-- Objective --
Find the lines that contain the word "JSON" and copy each one.

### Task material

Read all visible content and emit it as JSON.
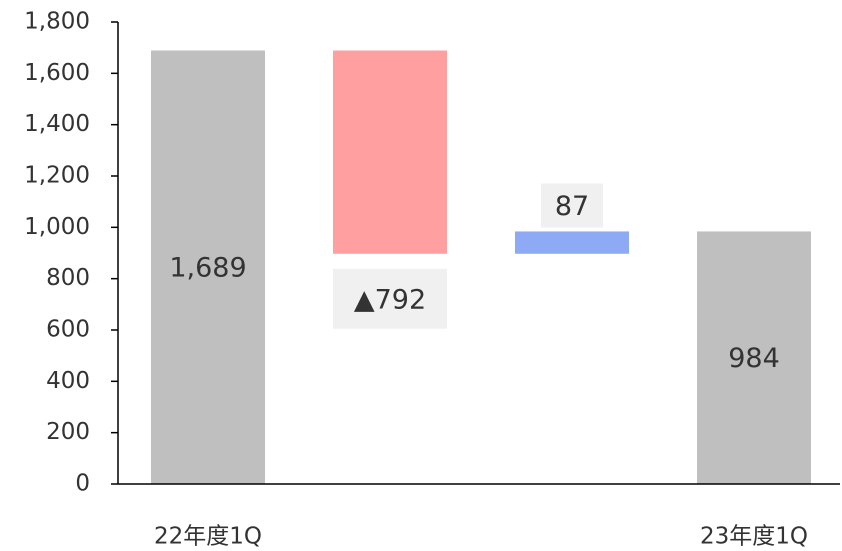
{
  "chart_data": {
    "type": "waterfall",
    "categories": [
      "22年度1Q",
      null,
      null,
      "23年度1Q"
    ],
    "values": [
      1689,
      -792,
      87,
      984
    ],
    "value_labels": [
      "1,689",
      "▲792",
      "87",
      "984"
    ],
    "measures": [
      "total",
      "relative",
      "relative",
      "total"
    ],
    "colors": [
      "#bfbfbf",
      "#ff9f9f",
      "#8faaf5",
      "#bfbfbf"
    ],
    "ylim": [
      0,
      1800
    ],
    "yticks": [
      0,
      200,
      400,
      600,
      800,
      {
        "value": 1000,
        "label": "1,000"
      },
      {
        "value": 1200,
        "label": "1,200"
      },
      {
        "value": 1400,
        "label": "1,400"
      },
      {
        "value": 1600,
        "label": "1,600"
      },
      {
        "value": 1800,
        "label": "1,800"
      }
    ]
  }
}
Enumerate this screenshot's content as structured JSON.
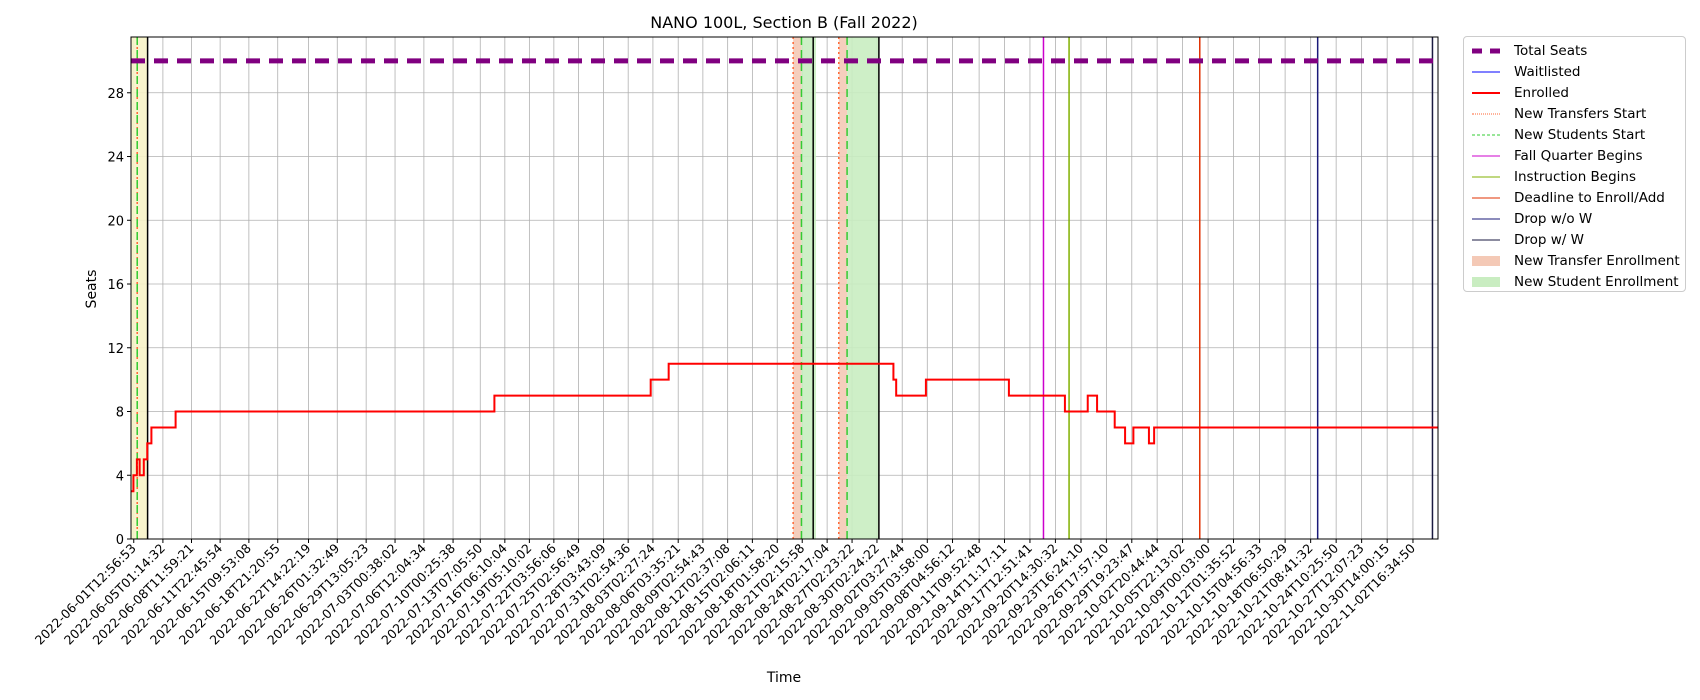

######

-- Complete answer --
Read all visible content and emit it as JSON.
Enumerate this screenshot's content as structured JSON.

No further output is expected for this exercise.